■ Data supplied
┏━━

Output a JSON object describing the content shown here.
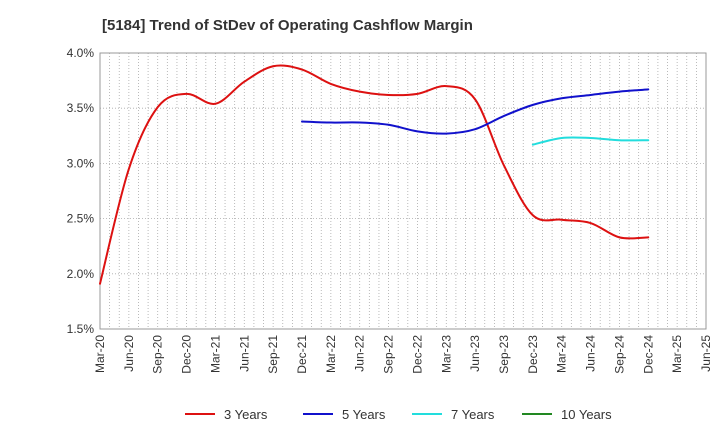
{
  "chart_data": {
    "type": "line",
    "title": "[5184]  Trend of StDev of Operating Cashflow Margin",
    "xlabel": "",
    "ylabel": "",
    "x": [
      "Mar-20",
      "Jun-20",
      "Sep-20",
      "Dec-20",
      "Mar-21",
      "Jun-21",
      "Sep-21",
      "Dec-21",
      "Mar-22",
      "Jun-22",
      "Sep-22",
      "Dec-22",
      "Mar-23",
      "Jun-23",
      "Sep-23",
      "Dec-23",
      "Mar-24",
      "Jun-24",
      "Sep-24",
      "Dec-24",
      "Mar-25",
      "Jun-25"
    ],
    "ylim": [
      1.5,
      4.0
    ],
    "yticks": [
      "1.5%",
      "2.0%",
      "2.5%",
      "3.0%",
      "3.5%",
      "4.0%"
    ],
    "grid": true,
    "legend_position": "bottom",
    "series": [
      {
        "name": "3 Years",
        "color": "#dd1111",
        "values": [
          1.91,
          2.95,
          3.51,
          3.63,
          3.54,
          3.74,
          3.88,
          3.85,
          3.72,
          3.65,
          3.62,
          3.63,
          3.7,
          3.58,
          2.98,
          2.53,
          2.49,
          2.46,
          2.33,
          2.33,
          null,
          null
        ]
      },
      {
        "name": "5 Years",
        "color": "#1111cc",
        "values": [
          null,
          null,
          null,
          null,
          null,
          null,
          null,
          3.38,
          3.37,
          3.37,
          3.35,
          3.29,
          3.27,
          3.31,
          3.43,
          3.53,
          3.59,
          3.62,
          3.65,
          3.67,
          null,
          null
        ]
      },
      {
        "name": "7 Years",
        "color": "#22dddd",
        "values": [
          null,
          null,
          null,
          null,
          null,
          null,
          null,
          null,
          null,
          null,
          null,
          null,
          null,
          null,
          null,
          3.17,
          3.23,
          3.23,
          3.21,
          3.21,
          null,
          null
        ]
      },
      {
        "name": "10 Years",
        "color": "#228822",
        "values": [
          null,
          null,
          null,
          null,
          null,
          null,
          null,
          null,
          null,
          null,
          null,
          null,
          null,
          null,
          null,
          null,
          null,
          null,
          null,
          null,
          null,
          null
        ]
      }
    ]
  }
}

┗━━

■ The problem
Pick out each line that holds the string "name".

■ Answer for the task
        "name": "3 Years",
        "name": "5 Years",
        "name": "7 Years",
        "name": "10 Years",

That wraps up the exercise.